INSTRUCTION: Print all entries precisely as they are written.
-- begin LISTED RECORDS --
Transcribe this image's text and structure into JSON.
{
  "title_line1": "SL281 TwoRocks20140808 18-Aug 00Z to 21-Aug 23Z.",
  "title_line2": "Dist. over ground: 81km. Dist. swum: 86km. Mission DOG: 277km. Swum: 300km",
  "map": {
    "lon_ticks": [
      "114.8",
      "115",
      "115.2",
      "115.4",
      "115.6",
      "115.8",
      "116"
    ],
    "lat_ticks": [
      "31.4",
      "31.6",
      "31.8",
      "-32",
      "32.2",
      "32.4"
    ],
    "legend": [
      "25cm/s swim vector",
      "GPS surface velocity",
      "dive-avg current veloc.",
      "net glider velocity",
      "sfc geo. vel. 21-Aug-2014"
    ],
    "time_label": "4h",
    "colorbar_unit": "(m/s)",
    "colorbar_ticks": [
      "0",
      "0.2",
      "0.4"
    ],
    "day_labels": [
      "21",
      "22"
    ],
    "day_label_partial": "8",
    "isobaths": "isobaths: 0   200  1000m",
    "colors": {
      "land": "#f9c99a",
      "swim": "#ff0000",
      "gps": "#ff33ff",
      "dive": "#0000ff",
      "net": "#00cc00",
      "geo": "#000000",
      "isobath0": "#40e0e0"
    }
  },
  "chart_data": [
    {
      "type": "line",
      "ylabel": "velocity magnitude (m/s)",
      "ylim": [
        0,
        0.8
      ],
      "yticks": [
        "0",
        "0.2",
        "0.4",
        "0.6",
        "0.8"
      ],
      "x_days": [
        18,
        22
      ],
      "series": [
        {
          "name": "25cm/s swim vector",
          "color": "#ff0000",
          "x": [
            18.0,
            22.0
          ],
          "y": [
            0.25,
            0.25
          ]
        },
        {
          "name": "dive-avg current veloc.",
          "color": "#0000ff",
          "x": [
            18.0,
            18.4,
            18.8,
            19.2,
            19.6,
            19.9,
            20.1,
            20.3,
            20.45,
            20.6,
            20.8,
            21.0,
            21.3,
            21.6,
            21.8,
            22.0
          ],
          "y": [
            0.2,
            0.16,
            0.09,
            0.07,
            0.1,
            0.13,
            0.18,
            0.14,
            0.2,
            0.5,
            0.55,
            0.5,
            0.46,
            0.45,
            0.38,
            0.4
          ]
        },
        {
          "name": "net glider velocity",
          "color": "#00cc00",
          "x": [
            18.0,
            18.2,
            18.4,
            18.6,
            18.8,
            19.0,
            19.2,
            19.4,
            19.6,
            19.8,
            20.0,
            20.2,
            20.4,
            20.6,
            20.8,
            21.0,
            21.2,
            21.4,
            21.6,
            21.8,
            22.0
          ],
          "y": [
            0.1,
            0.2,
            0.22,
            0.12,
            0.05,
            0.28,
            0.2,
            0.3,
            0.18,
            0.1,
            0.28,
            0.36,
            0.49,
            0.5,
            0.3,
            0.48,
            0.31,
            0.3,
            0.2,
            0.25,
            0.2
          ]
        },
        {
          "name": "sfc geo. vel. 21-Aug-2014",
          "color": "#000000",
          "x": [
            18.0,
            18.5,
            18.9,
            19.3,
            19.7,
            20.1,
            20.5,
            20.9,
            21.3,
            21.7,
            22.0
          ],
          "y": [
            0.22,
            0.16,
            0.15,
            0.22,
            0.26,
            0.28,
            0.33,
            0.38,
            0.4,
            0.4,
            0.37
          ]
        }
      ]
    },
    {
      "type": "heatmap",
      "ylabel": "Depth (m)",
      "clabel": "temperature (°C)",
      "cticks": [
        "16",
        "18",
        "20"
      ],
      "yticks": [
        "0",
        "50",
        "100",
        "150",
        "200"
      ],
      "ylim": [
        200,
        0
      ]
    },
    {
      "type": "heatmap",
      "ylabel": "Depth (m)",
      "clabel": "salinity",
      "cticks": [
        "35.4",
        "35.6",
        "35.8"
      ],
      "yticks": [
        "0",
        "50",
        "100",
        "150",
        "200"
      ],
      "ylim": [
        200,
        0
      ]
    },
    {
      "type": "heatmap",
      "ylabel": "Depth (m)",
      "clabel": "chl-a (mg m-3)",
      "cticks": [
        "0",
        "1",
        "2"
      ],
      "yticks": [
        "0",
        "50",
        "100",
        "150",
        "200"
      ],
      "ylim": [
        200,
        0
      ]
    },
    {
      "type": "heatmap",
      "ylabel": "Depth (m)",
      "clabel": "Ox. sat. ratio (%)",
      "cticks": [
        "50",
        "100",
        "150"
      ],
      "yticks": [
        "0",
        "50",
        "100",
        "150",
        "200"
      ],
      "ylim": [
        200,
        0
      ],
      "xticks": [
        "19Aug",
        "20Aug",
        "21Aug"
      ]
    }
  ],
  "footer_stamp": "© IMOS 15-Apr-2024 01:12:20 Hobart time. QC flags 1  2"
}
-- end LISTED RECORDS --
RESULT OF THE TASK:
Transcribe this image's text and structure into JSON.
{
  "title_line1": "SL281 TwoRocks20140808 18-Aug 00Z to 21-Aug 23Z.",
  "title_line2": "Dist. over ground: 81km. Dist. swum: 86km. Mission DOG: 277km. Swum: 300km",
  "map": {
    "lon_ticks": [
      "114.8",
      "115",
      "115.2",
      "115.4",
      "115.6",
      "115.8",
      "116"
    ],
    "lat_ticks": [
      "31.4",
      "31.6",
      "31.8",
      "-32",
      "32.2",
      "32.4"
    ],
    "legend": [
      "25cm/s swim vector",
      "GPS surface velocity",
      "dive-avg current veloc.",
      "net glider velocity",
      "sfc geo. vel. 21-Aug-2014"
    ],
    "time_label": "4h",
    "colorbar_unit": "(m/s)",
    "colorbar_ticks": [
      "0",
      "0.2",
      "0.4"
    ],
    "day_labels": [
      "21",
      "22"
    ],
    "day_label_partial": "8",
    "isobaths": "isobaths: 0   200  1000m",
    "colors": {
      "land": "#f9c99a",
      "swim": "#ff0000",
      "gps": "#ff33ff",
      "dive": "#0000ff",
      "net": "#00cc00",
      "geo": "#000000",
      "isobath0": "#40e0e0"
    }
  },
  "chart_data": [
    {
      "type": "line",
      "ylabel": "velocity magnitude (m/s)",
      "ylim": [
        0,
        0.8
      ],
      "yticks": [
        "0",
        "0.2",
        "0.4",
        "0.6",
        "0.8"
      ],
      "x_days": [
        18,
        22
      ],
      "series": [
        {
          "name": "25cm/s swim vector",
          "color": "#ff0000",
          "x": [
            18.0,
            22.0
          ],
          "y": [
            0.25,
            0.25
          ]
        },
        {
          "name": "dive-avg current veloc.",
          "color": "#0000ff",
          "x": [
            18.0,
            18.4,
            18.8,
            19.2,
            19.6,
            19.9,
            20.1,
            20.3,
            20.45,
            20.6,
            20.8,
            21.0,
            21.3,
            21.6,
            21.8,
            22.0
          ],
          "y": [
            0.2,
            0.16,
            0.09,
            0.07,
            0.1,
            0.13,
            0.18,
            0.14,
            0.2,
            0.5,
            0.55,
            0.5,
            0.46,
            0.45,
            0.38,
            0.4
          ]
        },
        {
          "name": "net glider velocity",
          "color": "#00cc00",
          "x": [
            18.0,
            18.2,
            18.4,
            18.6,
            18.8,
            19.0,
            19.2,
            19.4,
            19.6,
            19.8,
            20.0,
            20.2,
            20.4,
            20.6,
            20.8,
            21.0,
            21.2,
            21.4,
            21.6,
            21.8,
            22.0
          ],
          "y": [
            0.1,
            0.2,
            0.22,
            0.12,
            0.05,
            0.28,
            0.2,
            0.3,
            0.18,
            0.1,
            0.28,
            0.36,
            0.49,
            0.5,
            0.3,
            0.48,
            0.31,
            0.3,
            0.2,
            0.25,
            0.2
          ]
        },
        {
          "name": "sfc geo. vel. 21-Aug-2014",
          "color": "#000000",
          "x": [
            18.0,
            18.5,
            18.9,
            19.3,
            19.7,
            20.1,
            20.5,
            20.9,
            21.3,
            21.7,
            22.0
          ],
          "y": [
            0.22,
            0.16,
            0.15,
            0.22,
            0.26,
            0.28,
            0.33,
            0.38,
            0.4,
            0.4,
            0.37
          ]
        }
      ]
    },
    {
      "type": "heatmap",
      "ylabel": "Depth (m)",
      "clabel": "temperature (°C)",
      "cticks": [
        "16",
        "18",
        "20"
      ],
      "yticks": [
        "0",
        "50",
        "100",
        "150",
        "200"
      ],
      "ylim": [
        200,
        0
      ]
    },
    {
      "type": "heatmap",
      "ylabel": "Depth (m)",
      "clabel": "salinity",
      "cticks": [
        "35.4",
        "35.6",
        "35.8"
      ],
      "yticks": [
        "0",
        "50",
        "100",
        "150",
        "200"
      ],
      "ylim": [
        200,
        0
      ]
    },
    {
      "type": "heatmap",
      "ylabel": "Depth (m)",
      "clabel": "chl-a (mg m-3)",
      "cticks": [
        "0",
        "1",
        "2"
      ],
      "yticks": [
        "0",
        "50",
        "100",
        "150",
        "200"
      ],
      "ylim": [
        200,
        0
      ]
    },
    {
      "type": "heatmap",
      "ylabel": "Depth (m)",
      "clabel": "Ox. sat. ratio (%)",
      "cticks": [
        "50",
        "100",
        "150"
      ],
      "yticks": [
        "0",
        "50",
        "100",
        "150",
        "200"
      ],
      "ylim": [
        200,
        0
      ],
      "xticks": [
        "19Aug",
        "20Aug",
        "21Aug"
      ]
    }
  ],
  "footer_stamp": "© IMOS 15-Apr-2024 01:12:20 Hobart time. QC flags 1  2"
}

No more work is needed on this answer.